◆ **Required action**: Your answer should consist of each line below that includes the word "heading".

◆ **Supplied records**:
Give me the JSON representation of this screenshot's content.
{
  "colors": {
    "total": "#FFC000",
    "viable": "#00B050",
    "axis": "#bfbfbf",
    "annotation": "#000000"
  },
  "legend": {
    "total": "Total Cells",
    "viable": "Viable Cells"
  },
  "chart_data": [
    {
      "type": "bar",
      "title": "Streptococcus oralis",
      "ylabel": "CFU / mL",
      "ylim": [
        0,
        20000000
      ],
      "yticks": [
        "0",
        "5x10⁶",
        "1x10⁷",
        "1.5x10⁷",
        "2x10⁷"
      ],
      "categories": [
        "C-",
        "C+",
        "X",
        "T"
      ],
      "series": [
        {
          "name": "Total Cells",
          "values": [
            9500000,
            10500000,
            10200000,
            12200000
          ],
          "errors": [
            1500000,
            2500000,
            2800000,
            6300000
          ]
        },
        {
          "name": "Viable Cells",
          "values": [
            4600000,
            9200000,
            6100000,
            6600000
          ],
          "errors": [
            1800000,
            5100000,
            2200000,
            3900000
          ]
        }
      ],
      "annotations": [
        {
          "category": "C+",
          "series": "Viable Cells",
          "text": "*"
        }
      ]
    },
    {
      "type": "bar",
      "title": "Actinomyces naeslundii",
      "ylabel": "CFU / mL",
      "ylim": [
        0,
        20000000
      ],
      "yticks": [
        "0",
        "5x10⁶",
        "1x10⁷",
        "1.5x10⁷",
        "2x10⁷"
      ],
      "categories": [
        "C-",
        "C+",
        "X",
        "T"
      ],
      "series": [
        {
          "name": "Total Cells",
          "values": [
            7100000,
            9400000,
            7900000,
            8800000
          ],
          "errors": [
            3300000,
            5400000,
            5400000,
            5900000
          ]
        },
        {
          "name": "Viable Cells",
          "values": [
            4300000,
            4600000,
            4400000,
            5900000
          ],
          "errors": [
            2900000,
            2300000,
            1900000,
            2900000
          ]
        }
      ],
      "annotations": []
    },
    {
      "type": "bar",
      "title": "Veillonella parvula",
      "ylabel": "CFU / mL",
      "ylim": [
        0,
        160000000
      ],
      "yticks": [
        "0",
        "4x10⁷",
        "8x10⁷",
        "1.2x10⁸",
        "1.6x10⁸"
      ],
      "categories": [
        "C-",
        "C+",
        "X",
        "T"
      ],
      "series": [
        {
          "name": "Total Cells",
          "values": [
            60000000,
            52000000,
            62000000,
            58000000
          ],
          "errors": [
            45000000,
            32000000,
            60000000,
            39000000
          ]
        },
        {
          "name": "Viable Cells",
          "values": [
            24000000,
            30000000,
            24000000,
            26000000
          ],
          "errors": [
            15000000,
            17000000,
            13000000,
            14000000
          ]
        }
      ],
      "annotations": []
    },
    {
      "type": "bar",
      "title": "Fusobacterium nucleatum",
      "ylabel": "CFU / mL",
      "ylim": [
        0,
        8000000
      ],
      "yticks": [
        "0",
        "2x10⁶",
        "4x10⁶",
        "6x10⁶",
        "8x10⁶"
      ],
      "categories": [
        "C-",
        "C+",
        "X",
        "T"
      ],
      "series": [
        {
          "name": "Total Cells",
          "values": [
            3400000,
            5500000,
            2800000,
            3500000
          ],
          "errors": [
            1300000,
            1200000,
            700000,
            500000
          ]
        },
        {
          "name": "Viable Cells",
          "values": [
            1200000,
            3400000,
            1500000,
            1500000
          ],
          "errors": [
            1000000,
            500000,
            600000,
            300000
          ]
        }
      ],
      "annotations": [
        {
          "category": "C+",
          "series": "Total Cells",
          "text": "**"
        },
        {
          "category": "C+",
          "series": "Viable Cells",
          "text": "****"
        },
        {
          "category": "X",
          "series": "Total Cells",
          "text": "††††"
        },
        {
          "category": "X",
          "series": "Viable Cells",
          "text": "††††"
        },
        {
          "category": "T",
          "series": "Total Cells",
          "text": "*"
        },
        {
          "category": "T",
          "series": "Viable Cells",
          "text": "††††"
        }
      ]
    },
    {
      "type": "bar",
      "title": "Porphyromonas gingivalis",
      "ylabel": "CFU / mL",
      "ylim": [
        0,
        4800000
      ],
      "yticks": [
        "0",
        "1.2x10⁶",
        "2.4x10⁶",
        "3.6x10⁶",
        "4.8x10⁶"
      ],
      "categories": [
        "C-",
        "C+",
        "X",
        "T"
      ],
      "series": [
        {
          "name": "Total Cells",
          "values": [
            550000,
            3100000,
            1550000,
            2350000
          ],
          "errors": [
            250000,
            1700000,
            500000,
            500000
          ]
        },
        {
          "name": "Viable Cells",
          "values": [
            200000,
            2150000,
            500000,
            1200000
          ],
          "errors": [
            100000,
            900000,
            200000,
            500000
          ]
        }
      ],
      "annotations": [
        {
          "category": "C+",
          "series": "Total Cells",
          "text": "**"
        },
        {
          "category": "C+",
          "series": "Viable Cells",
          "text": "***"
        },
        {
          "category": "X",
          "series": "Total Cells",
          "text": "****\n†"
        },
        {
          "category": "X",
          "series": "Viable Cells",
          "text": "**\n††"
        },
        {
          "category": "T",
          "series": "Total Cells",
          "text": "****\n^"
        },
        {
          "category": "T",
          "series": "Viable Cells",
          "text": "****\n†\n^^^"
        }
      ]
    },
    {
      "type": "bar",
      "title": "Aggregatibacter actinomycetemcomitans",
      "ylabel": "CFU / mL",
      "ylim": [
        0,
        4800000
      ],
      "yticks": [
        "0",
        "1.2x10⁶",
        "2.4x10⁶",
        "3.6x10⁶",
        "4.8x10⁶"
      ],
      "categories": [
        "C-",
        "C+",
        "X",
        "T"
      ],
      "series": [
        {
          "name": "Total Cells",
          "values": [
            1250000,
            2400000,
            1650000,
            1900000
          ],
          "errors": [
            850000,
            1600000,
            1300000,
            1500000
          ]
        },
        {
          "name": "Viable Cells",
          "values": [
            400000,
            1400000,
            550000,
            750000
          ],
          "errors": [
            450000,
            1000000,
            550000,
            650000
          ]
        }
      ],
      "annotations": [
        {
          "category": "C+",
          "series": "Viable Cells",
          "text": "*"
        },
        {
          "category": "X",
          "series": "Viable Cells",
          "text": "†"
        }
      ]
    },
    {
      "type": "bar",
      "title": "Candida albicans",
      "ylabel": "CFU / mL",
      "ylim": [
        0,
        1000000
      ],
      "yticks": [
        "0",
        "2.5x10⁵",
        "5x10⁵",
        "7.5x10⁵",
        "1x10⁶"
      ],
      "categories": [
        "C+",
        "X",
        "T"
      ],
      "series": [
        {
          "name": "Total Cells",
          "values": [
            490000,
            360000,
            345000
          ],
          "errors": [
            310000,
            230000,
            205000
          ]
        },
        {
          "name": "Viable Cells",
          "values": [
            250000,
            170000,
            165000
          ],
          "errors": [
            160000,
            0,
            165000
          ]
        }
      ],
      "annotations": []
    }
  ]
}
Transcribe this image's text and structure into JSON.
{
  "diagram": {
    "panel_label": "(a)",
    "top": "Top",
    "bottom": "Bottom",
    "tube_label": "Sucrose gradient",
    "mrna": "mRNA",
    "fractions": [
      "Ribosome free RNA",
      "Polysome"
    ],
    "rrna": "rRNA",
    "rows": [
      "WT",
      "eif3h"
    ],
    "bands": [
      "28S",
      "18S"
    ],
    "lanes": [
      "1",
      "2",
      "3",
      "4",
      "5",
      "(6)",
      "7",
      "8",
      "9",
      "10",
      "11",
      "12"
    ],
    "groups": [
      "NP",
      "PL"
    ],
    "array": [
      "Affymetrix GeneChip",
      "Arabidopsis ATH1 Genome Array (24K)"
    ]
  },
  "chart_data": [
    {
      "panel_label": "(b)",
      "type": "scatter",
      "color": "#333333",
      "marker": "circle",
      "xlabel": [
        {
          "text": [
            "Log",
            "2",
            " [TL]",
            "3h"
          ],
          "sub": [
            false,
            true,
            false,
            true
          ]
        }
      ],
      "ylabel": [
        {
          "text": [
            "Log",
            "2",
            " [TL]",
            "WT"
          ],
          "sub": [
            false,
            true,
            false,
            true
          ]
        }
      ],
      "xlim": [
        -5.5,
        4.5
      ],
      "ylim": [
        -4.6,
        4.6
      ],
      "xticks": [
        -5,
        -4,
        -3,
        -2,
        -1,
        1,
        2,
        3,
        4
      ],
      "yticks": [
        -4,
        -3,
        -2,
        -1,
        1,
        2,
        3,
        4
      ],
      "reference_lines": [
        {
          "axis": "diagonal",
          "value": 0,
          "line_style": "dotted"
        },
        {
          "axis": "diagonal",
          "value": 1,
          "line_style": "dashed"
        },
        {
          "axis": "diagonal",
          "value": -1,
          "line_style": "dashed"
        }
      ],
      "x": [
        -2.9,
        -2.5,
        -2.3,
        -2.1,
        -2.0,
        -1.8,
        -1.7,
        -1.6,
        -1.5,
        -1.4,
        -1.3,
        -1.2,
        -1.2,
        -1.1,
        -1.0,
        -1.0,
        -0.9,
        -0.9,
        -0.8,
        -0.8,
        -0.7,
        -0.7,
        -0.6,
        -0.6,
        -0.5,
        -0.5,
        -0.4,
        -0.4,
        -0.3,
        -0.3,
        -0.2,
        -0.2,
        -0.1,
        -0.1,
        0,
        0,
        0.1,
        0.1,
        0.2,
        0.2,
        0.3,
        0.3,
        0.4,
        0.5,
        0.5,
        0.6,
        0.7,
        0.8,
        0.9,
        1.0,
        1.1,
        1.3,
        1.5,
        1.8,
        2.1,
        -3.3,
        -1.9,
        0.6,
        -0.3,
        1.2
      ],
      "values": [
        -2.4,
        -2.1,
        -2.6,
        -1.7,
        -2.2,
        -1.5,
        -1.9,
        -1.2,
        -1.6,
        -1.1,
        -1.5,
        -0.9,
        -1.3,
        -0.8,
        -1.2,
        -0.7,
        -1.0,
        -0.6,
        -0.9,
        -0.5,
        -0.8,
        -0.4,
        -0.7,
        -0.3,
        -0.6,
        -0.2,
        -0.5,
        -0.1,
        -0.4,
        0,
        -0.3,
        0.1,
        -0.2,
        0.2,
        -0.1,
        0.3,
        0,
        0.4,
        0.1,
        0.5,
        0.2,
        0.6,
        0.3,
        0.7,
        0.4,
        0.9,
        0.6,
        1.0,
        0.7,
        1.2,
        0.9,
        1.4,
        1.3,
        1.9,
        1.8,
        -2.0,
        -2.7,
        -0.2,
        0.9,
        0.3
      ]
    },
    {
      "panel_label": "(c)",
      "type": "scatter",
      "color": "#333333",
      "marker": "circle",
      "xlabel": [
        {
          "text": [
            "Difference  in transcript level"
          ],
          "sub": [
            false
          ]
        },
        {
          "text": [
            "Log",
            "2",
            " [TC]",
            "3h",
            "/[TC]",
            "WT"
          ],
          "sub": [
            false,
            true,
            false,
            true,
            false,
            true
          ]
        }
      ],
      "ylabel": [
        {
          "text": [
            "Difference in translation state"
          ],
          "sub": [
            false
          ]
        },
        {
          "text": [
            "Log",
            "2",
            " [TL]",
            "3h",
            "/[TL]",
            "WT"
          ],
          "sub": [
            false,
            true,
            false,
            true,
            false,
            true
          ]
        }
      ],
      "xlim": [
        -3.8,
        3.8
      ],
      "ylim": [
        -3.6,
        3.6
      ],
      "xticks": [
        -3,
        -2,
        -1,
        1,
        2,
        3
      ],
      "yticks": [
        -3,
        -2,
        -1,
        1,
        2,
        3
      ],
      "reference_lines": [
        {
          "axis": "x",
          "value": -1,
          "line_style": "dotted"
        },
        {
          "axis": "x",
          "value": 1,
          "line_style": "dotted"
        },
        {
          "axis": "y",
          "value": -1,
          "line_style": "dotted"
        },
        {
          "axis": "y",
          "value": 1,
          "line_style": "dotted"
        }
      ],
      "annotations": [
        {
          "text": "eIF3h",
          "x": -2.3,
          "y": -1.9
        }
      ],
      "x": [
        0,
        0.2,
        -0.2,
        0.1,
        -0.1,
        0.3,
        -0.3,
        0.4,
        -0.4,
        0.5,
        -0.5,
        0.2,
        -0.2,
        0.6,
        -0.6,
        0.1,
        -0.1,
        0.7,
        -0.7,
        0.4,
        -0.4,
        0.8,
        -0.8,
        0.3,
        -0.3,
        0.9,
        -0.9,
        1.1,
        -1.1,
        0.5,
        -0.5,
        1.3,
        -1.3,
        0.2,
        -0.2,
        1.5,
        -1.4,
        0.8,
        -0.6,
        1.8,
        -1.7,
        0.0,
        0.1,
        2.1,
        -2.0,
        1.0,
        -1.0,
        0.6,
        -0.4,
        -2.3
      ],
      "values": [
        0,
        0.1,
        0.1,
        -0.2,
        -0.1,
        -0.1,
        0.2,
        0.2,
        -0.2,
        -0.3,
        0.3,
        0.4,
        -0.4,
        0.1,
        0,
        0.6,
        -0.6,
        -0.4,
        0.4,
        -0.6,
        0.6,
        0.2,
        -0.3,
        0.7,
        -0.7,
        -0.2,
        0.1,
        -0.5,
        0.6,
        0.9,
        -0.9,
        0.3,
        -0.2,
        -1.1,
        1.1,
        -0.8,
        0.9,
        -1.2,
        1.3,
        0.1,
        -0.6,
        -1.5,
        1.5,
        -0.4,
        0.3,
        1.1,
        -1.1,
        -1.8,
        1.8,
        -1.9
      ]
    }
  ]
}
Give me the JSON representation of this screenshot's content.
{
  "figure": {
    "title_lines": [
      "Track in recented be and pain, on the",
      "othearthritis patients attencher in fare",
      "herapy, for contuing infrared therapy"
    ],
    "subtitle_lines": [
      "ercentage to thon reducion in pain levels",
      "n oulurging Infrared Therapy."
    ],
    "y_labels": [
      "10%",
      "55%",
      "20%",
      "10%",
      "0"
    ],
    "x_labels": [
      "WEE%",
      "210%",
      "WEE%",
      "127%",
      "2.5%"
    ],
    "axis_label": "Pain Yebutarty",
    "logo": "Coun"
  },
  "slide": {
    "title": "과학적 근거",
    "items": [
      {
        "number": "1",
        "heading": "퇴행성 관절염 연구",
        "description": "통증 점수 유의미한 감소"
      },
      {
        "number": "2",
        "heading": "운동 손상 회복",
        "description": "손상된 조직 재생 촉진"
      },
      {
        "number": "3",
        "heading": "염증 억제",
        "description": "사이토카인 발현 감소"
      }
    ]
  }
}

◆ **Task response**:
        "heading": "퇴행성 관절염 연구",
        "heading": "운동 손상 회복",
        "heading": "염증 억제",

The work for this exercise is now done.